╭─ Information provided

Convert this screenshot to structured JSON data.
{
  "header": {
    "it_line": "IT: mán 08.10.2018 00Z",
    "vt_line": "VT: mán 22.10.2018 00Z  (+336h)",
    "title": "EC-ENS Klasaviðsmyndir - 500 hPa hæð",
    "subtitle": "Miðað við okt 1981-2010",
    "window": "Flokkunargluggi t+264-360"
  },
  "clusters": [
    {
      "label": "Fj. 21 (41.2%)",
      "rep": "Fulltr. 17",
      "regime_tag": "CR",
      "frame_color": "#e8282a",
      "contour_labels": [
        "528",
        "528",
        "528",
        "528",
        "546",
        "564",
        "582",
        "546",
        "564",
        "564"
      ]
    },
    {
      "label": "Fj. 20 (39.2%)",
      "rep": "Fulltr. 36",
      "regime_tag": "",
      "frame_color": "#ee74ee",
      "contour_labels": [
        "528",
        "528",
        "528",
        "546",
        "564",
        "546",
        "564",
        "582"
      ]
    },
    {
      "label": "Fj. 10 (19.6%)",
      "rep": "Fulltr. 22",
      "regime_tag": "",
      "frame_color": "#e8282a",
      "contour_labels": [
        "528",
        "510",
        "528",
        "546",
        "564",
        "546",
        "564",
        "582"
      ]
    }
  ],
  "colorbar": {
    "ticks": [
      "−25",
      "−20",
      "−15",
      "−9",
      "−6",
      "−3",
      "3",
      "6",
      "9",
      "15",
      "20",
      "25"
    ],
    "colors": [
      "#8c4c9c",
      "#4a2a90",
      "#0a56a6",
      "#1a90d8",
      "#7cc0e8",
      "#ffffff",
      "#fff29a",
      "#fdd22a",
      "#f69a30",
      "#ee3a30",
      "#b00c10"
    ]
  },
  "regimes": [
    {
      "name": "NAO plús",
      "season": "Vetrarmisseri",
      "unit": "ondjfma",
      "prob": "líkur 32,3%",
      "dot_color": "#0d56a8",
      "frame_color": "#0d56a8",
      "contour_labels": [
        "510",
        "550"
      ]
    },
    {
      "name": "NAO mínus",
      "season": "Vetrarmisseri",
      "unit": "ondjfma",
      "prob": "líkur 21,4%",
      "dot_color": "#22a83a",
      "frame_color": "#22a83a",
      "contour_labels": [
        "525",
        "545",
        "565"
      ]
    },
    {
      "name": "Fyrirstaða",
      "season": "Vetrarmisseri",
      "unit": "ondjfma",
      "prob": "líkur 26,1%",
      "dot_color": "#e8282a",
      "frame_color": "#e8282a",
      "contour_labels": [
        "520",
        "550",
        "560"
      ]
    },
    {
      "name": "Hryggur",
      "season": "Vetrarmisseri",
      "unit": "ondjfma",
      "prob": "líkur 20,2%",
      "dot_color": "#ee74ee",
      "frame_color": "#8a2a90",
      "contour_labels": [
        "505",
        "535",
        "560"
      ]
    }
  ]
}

╰─

> _What is expected_: Each line must be given again exactly as written above.

> _Task response_:
Convert this screenshot to structured JSON data.
{
  "header": {
    "it_line": "IT: mán 08.10.2018 00Z",
    "vt_line": "VT: mán 22.10.2018 00Z  (+336h)",
    "title": "EC-ENS Klasaviðsmyndir - 500 hPa hæð",
    "subtitle": "Miðað við okt 1981-2010",
    "window": "Flokkunargluggi t+264-360"
  },
  "clusters": [
    {
      "label": "Fj. 21 (41.2%)",
      "rep": "Fulltr. 17",
      "regime_tag": "CR",
      "frame_color": "#e8282a",
      "contour_labels": [
        "528",
        "528",
        "528",
        "528",
        "546",
        "564",
        "582",
        "546",
        "564",
        "564"
      ]
    },
    {
      "label": "Fj. 20 (39.2%)",
      "rep": "Fulltr. 36",
      "regime_tag": "",
      "frame_color": "#ee74ee",
      "contour_labels": [
        "528",
        "528",
        "528",
        "546",
        "564",
        "546",
        "564",
        "582"
      ]
    },
    {
      "label": "Fj. 10 (19.6%)",
      "rep": "Fulltr. 22",
      "regime_tag": "",
      "frame_color": "#e8282a",
      "contour_labels": [
        "528",
        "510",
        "528",
        "546",
        "564",
        "546",
        "564",
        "582"
      ]
    }
  ],
  "colorbar": {
    "ticks": [
      "−25",
      "−20",
      "−15",
      "−9",
      "−6",
      "−3",
      "3",
      "6",
      "9",
      "15",
      "20",
      "25"
    ],
    "colors": [
      "#8c4c9c",
      "#4a2a90",
      "#0a56a6",
      "#1a90d8",
      "#7cc0e8",
      "#ffffff",
      "#fff29a",
      "#fdd22a",
      "#f69a30",
      "#ee3a30",
      "#b00c10"
    ]
  },
  "regimes": [
    {
      "name": "NAO plús",
      "season": "Vetrarmisseri",
      "unit": "ondjfma",
      "prob": "líkur 32,3%",
      "dot_color": "#0d56a8",
      "frame_color": "#0d56a8",
      "contour_labels": [
        "510",
        "550"
      ]
    },
    {
      "name": "NAO mínus",
      "season": "Vetrarmisseri",
      "unit": "ondjfma",
      "prob": "líkur 21,4%",
      "dot_color": "#22a83a",
      "frame_color": "#22a83a",
      "contour_labels": [
        "525",
        "545",
        "565"
      ]
    },
    {
      "name": "Fyrirstaða",
      "season": "Vetrarmisseri",
      "unit": "ondjfma",
      "prob": "líkur 26,1%",
      "dot_color": "#e8282a",
      "frame_color": "#e8282a",
      "contour_labels": [
        "520",
        "550",
        "560"
      ]
    },
    {
      "name": "Hryggur",
      "season": "Vetrarmisseri",
      "unit": "ondjfma",
      "prob": "líkur 20,2%",
      "dot_color": "#ee74ee",
      "frame_color": "#8a2a90",
      "contour_labels": [
        "505",
        "535",
        "560"
      ]
    }
  ]
}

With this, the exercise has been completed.